Given instruction: Scan the entries below. List each line with "synthesis".

(Records)
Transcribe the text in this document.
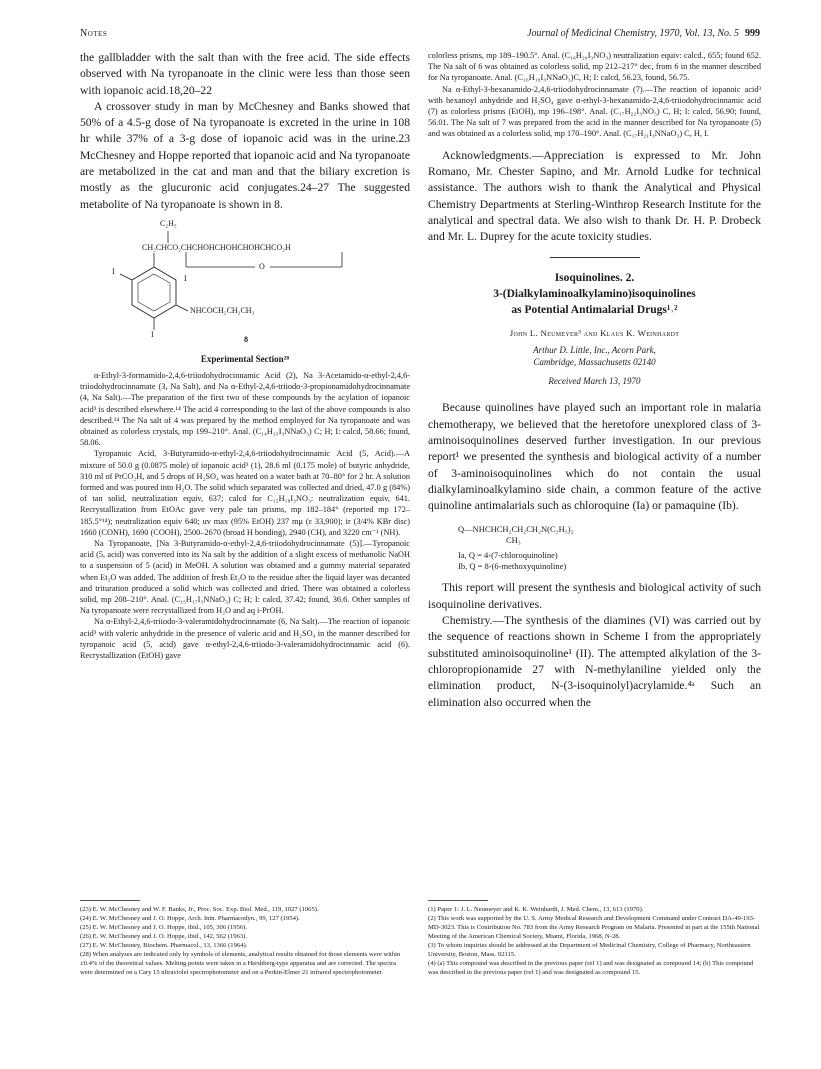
Notes	Journal of Medicinal Chemistry, 1970, Vol. 13, No. 5 999

the gallbladder with the salt than with the free acid. The side effects observed with Na tyropanoate in the clinic were less than those seen with iopanoic acid.18,20–22

A crossover study in man by McChesney and Banks showed that 50% of a 4.5-g dose of Na tyropanoate is excreted in the urine in 108 hr while 37% of a 3-g dose of iopanoic acid was in the urine.23 McChesney and Hoppe reported that iopanoic acid and Na tyropanoate are metabolized in the cat and man and that the biliary excretion is mostly as the glucuronic acid conjugates.24–27 The suggested metabolite of Na tyropanoate is shown in 8.

C₂H₅
CH₂CHCO₂CHCHOHCHOHCHOHCHCO₂H
O
I
I
I
NHCOCH₂CH₂CH₃
8
Experimental Section²⁸

α-Ethyl-3-formamido-2,4,6-triiodohydrocinnamic Acid (2), Na 3-Acetamido-α-ethyl-2,4,6-triiodohydrocinnamate (3, Na Salt), and Na α-Ethyl-2,4,6-triiodo-3-propionamidohydrocinnamate (4, Na Salt).—The preparation of the first two of these compounds by the acylation of iopanoic acid³ is described elsewhere.¹⁴ The acid 4 corresponding to the last of the above compounds is also described.¹⁴ The Na salt of 4 was prepared by the method employed for Na tyropanoate and was obtained as colorless crystals, mp 199–210°. Anal. (C₁₄H₁₅I₃NNaO₃) C; H; I: calcd, 58.66; found, 58.06.

Tyropanoic Acid, 3-Butyramido-α-ethyl-2,4,6-triiodohydrocinnamic Acid (5, Acid).—A mixture of 50.0 g (0.0875 mole) of iopanoic acid³ (1), 28.6 ml (0.175 mole) of butyric anhydride, 310 ml of PrCO₂H, and 5 drops of H₂SO₄ was heated on a water bath at 70–80° for 2 hr. A solution formed and was poured into H₂O. The solid which separated was collected and dried, 47.0 g (84%) of tan solid, neutralization equiv, 637; calcd for C₁₅H₁₈I₃NO₃: neutralization equiv, 641. Recrystallization from EtOAc gave very pale tan prisms, mp 182–184° (reported mp 172–185.5°¹⁴); neutralization equiv 640; uv max (95% EtOH) 237 mμ (ε 33,900); ir (3/4% KBr disc) 1660 (CONH), 1690 (COOH), 2500–2670 (broad H bonding), 2940 (CH), and 3220 cm⁻¹ (NH).

Na Tyropanoate, [Na 3-Butyramido-α-ethyl-2,4,6-triiodohydrocinnamate (5)].—Tyropanoic acid (5, acid) was converted into its Na salt by the addition of a slight excess of methanolic NaOH to a suspension of 5 (acid) in MeOH. A solution was obtained and a gummy material separated when Et₂O was added. The addition of fresh Et₂O to the residue after the liquid layer was decanted and trituration produced a solid which was collected and dried. There was obtained a colorless solid, mp 208–210°. Anal. (C₁₅H₁₇I₃NNaO₃) C; H; I: calcd, 37.42; found, 36.6. Other samples of Na tyropanoate were recrystallized from H₂O and aq i-PrOH.

Na α-Ethyl-2,4,6-triiodo-3-valeramidohydrocinnamate (6, Na Salt).—The reaction of iopanoic acid³ with valeric anhydride in the presence of valeric acid and H₂SO₄ in the manner described for tyropanoic acid (5, acid) gave α-ethyl-2,4,6-triiodo-3-valeramidohydrocinnamic acid (6). Recrystallization (EtOH) gave

colorless prisms, mp 189–190.5°. Anal. (C₁₆H₂₀I₃NO₃) neutralization equiv: calcd., 655; found 652. The Na salt of 6 was obtained as colorless solid, mp 212–217° dec, from 6 in the manner described for Na tyropanoate. Anal. (C₁₆H₁₉I₃NNaO₃)C, H; I: calcd, 56.23, found, 56.75.

Na α-Ethyl-3-hexanamido-2,4,6-triiodohydrocinnamate (7).—The reaction of iopanoic acid³ with hexanoyl anhydride and H₂SO₄ gave α-ethyl-3-hexanamido-2,4,6-triiodohydrocinnamic acid (7) as colorless prisms (EtOH), mp 196–198°. Anal. (C₁₇H₂₂I₃NO₃) C, H; I: calcd, 56.90; found, 56.01. The Na salt of 7 was prepared from the acid in the manner described for Na tyropanoate (5) and was obtained as a colorless solid, mp 170–190°. Anal. (C₁₇H₂₁I₃NNaO₃) C, H, I.

Acknowledgments.—Appreciation is expressed to Mr. John Romano, Mr. Chester Sapino, and Mr. Arnold Ludke for technical assistance. The authors wish to thank the Analytical and Physical Chemistry Departments at Sterling-Winthrop Research Institute for the analytical and spectral data. We also wish to thank Dr. H. P. Drobeck and Mr. L. Duprey for the acute toxicity studies.

Isoquinolines. 2.
3-(Dialkylaminoalkylamino)isoquinolines
as Potential Antimalarial Drugs¹˒²
John L. Neumeyer³ and Klaus K. Weinhardt
Arthur D. Little, Inc., Acorn Park,
Cambridge, Massachusetts 02140
Received March 13, 1970

Because quinolines have played such an important role in malaria chemotherapy, we believed that the heretofore unexplored class of 3-aminoisoquinolines deserved further investigation. In our previous report¹ we presented the synthesis and biological activity of a number of 3-aminoisoquinolines which do not contain the usual dialkylaminoalkylamino side chain, a common feature of the active quinoline antimalarials such as chloroquine (Ia) or pamaquine (Ib).

Q—NHCHCH₂CH₂CH₂N(C₂H₅)₂
CH₃
Ia, Q = 4-(7-chloroquinoline)
Ib, Q = 8-(6-methoxyquinoline)

This report will present the synthesis and biological activity of such isoquinoline derivatives.

Chemistry.—The synthesis of the diamines (VI) was carried out by the sequence of reactions shown in Scheme I from the appropriately substituted aminoisoquinoline¹ (II). The attempted alkylation of the 3-chloropropionamide 27 with N-methylaniline yielded only the elimination product, N-(3-isoquinolyl)acrylamide.⁴ᵃ Such an elimination also occurred when the

(23) E. W. McChesney and W. F. Banks, Jr., Proc. Soc. Exp. Biol. Med., 119, 1027 (1965).
(24) E. W. McChesney and J. O. Hoppe, Arch. Intn. Pharmacodyn., 99, 127 (1954).
(25) E. W. McChesney and J. O. Hoppe, ibid., 105, 306 (1956).
(26) E. W. McChesney and J. O. Hoppe, ibid., 142, 562 (1963).
(27) E. W. McChesney, Biochem. Pharmacol., 13, 1366 (1964).
(28) When analyses are indicated only by symbols of elements, analytical results obtained for those elements were within ±0.4% of the theoretical values. Melting points were taken in a Hershberg-type apparatus and are corrected. The spectra were determined on a Cary 15 ultraviolet spectrophotometer and on a Perkin-Elmer 21 infrared spectrophotometer.
(1) Paper 1: J. L. Neumeyer and K. K. Weinhardt, J. Med. Chem., 13, 613 (1970).
(2) This work was supported by the U. S. Army Medical Research and Development Command under Contract DA-49-193-MD-3023. This is Contribution No. 783 from the Army Research Program on Malaria. Presented in part at the 155th National Meeting of the American Chemical Society, Miami, Florida, 1968, N-28.
(3) To whom inquiries should be addressed at the Department of Medicinal Chemistry, College of Pharmacy, Northeastern University, Boston, Mass. 02115.
(4) (a) This compound was described in the previous paper (ref 1) and was designated as compound 14; (b) This compound was described in the previous paper (ref 1) and was designated as compound 15.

Reply to the task:
Because quinolines have played such an important role in malaria chemotherapy, we believed that the heretofore unexplored class of 3-aminoisoquinolines deserved further investigation. In our previous report¹ we presented the synthesis and biological activity of a number of 3-aminoisoquinolines which do not contain the usual dialkylaminoalkylamino side chain, a common feature of the active quinoline antimalarials such as chloroquine (Ia) or pamaquine (Ib).
This report will present the synthesis and biological activity of such isoquinoline derivatives.
Chemistry.—The synthesis of the diamines (VI) was carried out by the sequence of reactions shown in Scheme I from the appropriately substituted aminoisoquinoline¹ (II). The attempted alkylation of the 3-chloropropionamide 27 with N-methylaniline yielded only the elimination product, N-(3-isoquinolyl)acrylamide.⁴ᵃ Such an elimination also occurred when the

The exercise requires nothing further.